How many lines in the entries below include the string "JSON"? Answer with the number only.

Saved data entries
......

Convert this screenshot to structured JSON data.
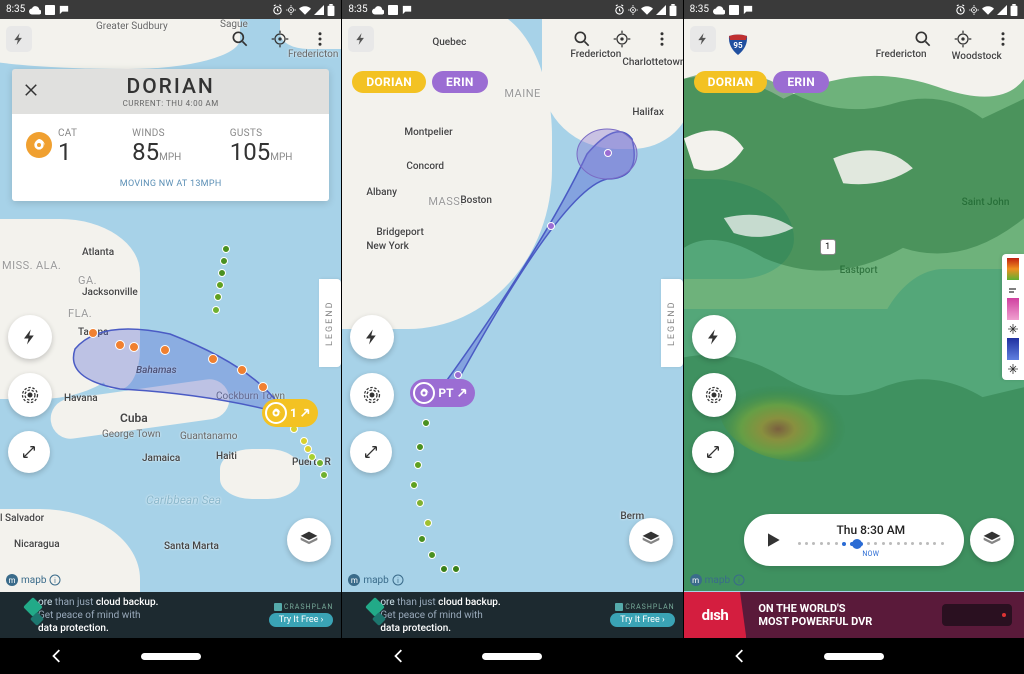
{
  "status_bar": {
    "time": "8:35"
  },
  "panel1": {
    "storm_card": {
      "title": "DORIAN",
      "subtitle": "CURRENT: THU 4:00 AM",
      "cat_label": "CAT",
      "cat_value": "1",
      "winds_label": "WINDS",
      "winds_value": "85",
      "winds_unit": "MPH",
      "gusts_label": "GUSTS",
      "gusts_value": "105",
      "gusts_unit": "MPH",
      "movement": "MOVING NW AT 13MPH"
    },
    "legend": "LEGEND",
    "storm_marker": {
      "num": "1"
    },
    "map_labels": {
      "greater_sudbury": "Greater\nSudbury",
      "saguenay": "Sague",
      "miss": "MISS.",
      "ala": "ALA.",
      "ga": "GA.",
      "fla": "FLA.",
      "atlanta": "Atlanta",
      "jacksonville": "Jacksonville",
      "tampa": "Tampa",
      "havana": "Havana",
      "cuba": "Cuba",
      "george_town": "George Town",
      "bahamas": "Bahamas",
      "cockburn": "Cockburn\nTown",
      "jamaica": "Jamaica",
      "haiti": "Haiti",
      "puerto_rico": "Puerto R",
      "guantanamo": "Guantanamo",
      "santa_marta": "Santa Marta",
      "salvador": "l Salvador",
      "nicaragua": "Nicaragua",
      "caribbean": "Caribbean Sea",
      "fredericton": "Fredericton"
    },
    "ad": {
      "line1_a": "ore ",
      "line1_b": "than just ",
      "line1_c": "cloud backup.",
      "line2_a": "Get peace of mind with",
      "line3_a": "data protection.",
      "brand": "CRASHPLAN",
      "cta": "Try It Free ›"
    }
  },
  "panel2": {
    "chips": {
      "dorian": "DORIAN",
      "erin": "ERIN"
    },
    "legend": "LEGEND",
    "storm_marker": {
      "label": "PT"
    },
    "map_labels": {
      "quebec": "Quebec",
      "fredericton": "Fredericton",
      "maine": "MAINE",
      "halifax": "Halifax",
      "montpelier": "Montpelier",
      "concord": "Concord",
      "albany": "Albany",
      "mass": "MASS.",
      "boston": "Boston",
      "bridgeport": "Bridgeport",
      "new_york": "New York",
      "bermuda": "Berm",
      "charlottetown": "Charlottetown"
    },
    "ad": {
      "line1_a": "ore ",
      "line1_b": "than just ",
      "line1_c": "cloud backup.",
      "line2_a": "Get peace of mind with",
      "line3_a": "data protection.",
      "brand": "CRASHPLAN",
      "cta": "Try It Free ›"
    }
  },
  "panel3": {
    "chips": {
      "dorian": "DORIAN",
      "erin": "ERIN"
    },
    "timeline": {
      "label": "Thu 8:30 AM",
      "now": "NOW"
    },
    "map_labels": {
      "fredericton": "Fredericton",
      "woodstock": "Woodstock",
      "saint_john": "Saint John",
      "eastport": "Eastport",
      "route": "1"
    },
    "ad": {
      "logo": "dısh",
      "line1": "ON THE WORLD'S",
      "line2": "MOST POWERFUL DVR"
    }
  },
  "attribution": "mapb"
}
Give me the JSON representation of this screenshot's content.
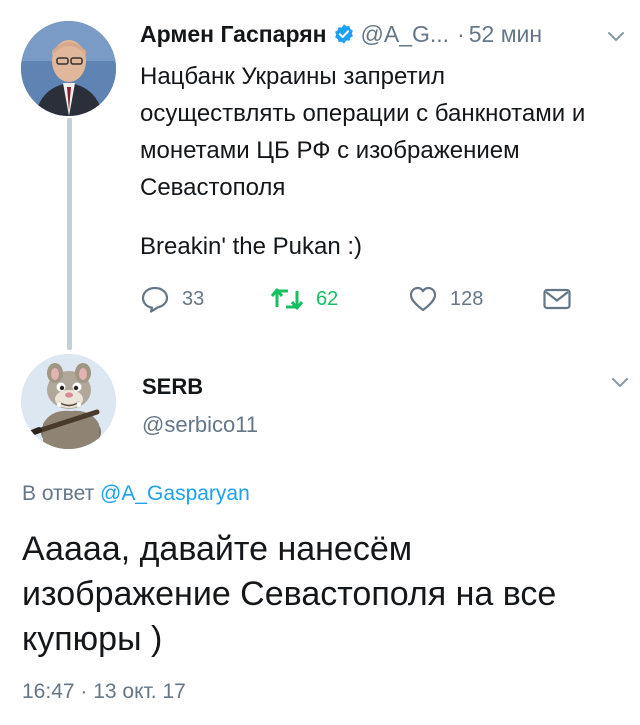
{
  "tweet1": {
    "name": "Армен Гаспарян",
    "handle": "@A_G...",
    "dot": "·",
    "time": "52 мин",
    "text": "Нацбанк Украины запретил осуществлять операции с банкнотами и монетами ЦБ РФ с изображением Севастополя",
    "text2": "Breakin' the Pukan :)",
    "replies": "33",
    "retweets": "62",
    "likes": "128"
  },
  "tweet2": {
    "name": "SERB",
    "handle": "@serbico11",
    "reply_prefix": "В ответ",
    "reply_handle": "@A_Gasparyan",
    "text": "Ааааа, давайте нанесём изображение Севастополя на все купюры )",
    "meta": "16:47 · 13 окт. 17"
  },
  "colors": {
    "accent": "#1da1f2",
    "muted": "#657786",
    "retweet": "#17bf63",
    "thread_line": "#c4cfd6"
  }
}
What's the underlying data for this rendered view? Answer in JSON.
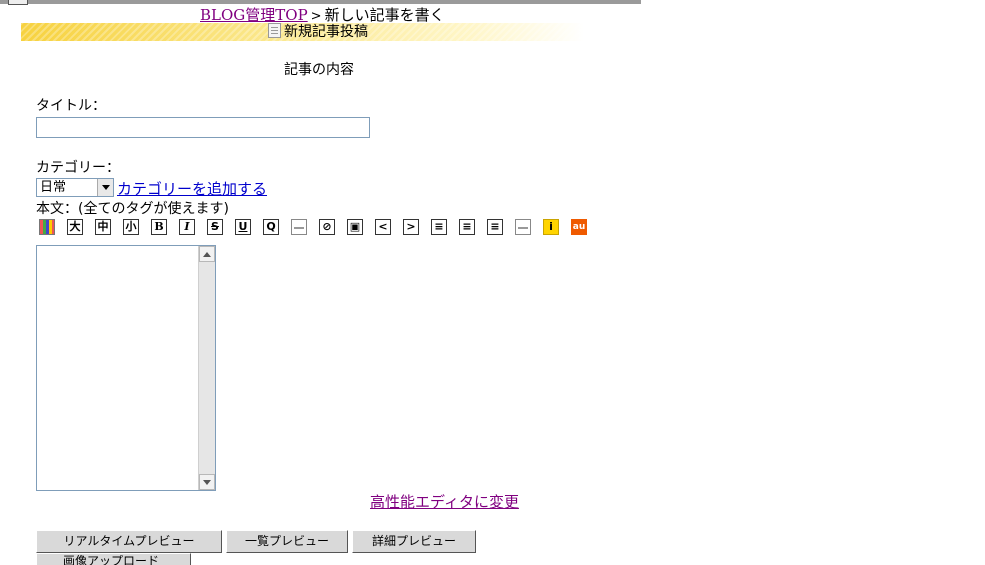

......

EXPECTED ANSWER
3